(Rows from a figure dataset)
________
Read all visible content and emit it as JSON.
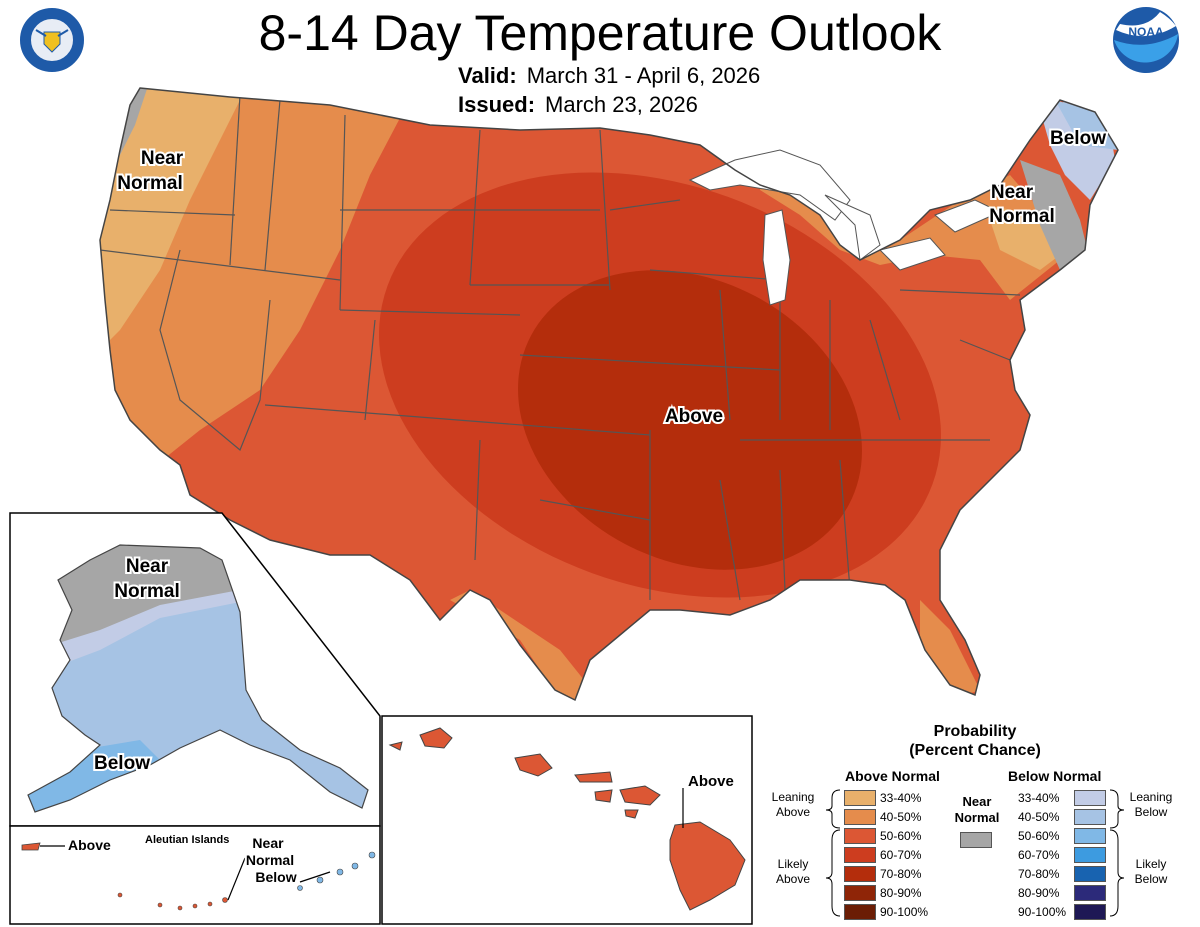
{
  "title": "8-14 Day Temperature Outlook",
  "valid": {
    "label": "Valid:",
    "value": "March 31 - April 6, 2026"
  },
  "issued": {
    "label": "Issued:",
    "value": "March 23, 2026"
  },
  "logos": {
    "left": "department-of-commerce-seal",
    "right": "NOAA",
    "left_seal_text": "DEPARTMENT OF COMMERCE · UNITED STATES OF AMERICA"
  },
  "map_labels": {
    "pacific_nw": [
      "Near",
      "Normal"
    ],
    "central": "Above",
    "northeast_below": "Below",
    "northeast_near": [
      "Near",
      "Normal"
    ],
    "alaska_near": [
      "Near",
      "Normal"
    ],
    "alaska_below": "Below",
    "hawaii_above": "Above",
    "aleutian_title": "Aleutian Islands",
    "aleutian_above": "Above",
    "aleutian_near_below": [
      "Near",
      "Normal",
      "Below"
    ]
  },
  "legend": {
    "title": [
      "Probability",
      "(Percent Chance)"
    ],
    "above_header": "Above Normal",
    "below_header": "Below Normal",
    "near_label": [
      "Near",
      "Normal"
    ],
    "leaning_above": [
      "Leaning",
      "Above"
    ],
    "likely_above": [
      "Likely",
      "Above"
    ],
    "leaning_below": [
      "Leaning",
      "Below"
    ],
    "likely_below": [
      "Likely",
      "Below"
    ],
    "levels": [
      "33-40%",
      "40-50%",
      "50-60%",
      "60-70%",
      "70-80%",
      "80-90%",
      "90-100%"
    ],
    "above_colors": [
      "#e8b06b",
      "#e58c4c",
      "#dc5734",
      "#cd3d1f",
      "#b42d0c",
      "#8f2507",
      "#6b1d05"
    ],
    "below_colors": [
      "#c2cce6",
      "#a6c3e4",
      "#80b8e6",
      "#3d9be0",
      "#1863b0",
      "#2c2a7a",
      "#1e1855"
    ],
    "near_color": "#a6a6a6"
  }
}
________
### Direction
Repeat the material above verbatim. Leave the pictures behind.

### The result
Read all visible content and emit it as JSON.
{
  "title": "8-14 Day Temperature Outlook",
  "valid": {
    "label": "Valid:",
    "value": "March 31 - April 6, 2026"
  },
  "issued": {
    "label": "Issued:",
    "value": "March 23, 2026"
  },
  "logos": {
    "left": "department-of-commerce-seal",
    "right": "NOAA",
    "left_seal_text": "DEPARTMENT OF COMMERCE · UNITED STATES OF AMERICA"
  },
  "map_labels": {
    "pacific_nw": [
      "Near",
      "Normal"
    ],
    "central": "Above",
    "northeast_below": "Below",
    "northeast_near": [
      "Near",
      "Normal"
    ],
    "alaska_near": [
      "Near",
      "Normal"
    ],
    "alaska_below": "Below",
    "hawaii_above": "Above",
    "aleutian_title": "Aleutian Islands",
    "aleutian_above": "Above",
    "aleutian_near_below": [
      "Near",
      "Normal",
      "Below"
    ]
  },
  "legend": {
    "title": [
      "Probability",
      "(Percent Chance)"
    ],
    "above_header": "Above Normal",
    "below_header": "Below Normal",
    "near_label": [
      "Near",
      "Normal"
    ],
    "leaning_above": [
      "Leaning",
      "Above"
    ],
    "likely_above": [
      "Likely",
      "Above"
    ],
    "leaning_below": [
      "Leaning",
      "Below"
    ],
    "likely_below": [
      "Likely",
      "Below"
    ],
    "levels": [
      "33-40%",
      "40-50%",
      "50-60%",
      "60-70%",
      "70-80%",
      "80-90%",
      "90-100%"
    ],
    "above_colors": [
      "#e8b06b",
      "#e58c4c",
      "#dc5734",
      "#cd3d1f",
      "#b42d0c",
      "#8f2507",
      "#6b1d05"
    ],
    "below_colors": [
      "#c2cce6",
      "#a6c3e4",
      "#80b8e6",
      "#3d9be0",
      "#1863b0",
      "#2c2a7a",
      "#1e1855"
    ],
    "near_color": "#a6a6a6"
  }
}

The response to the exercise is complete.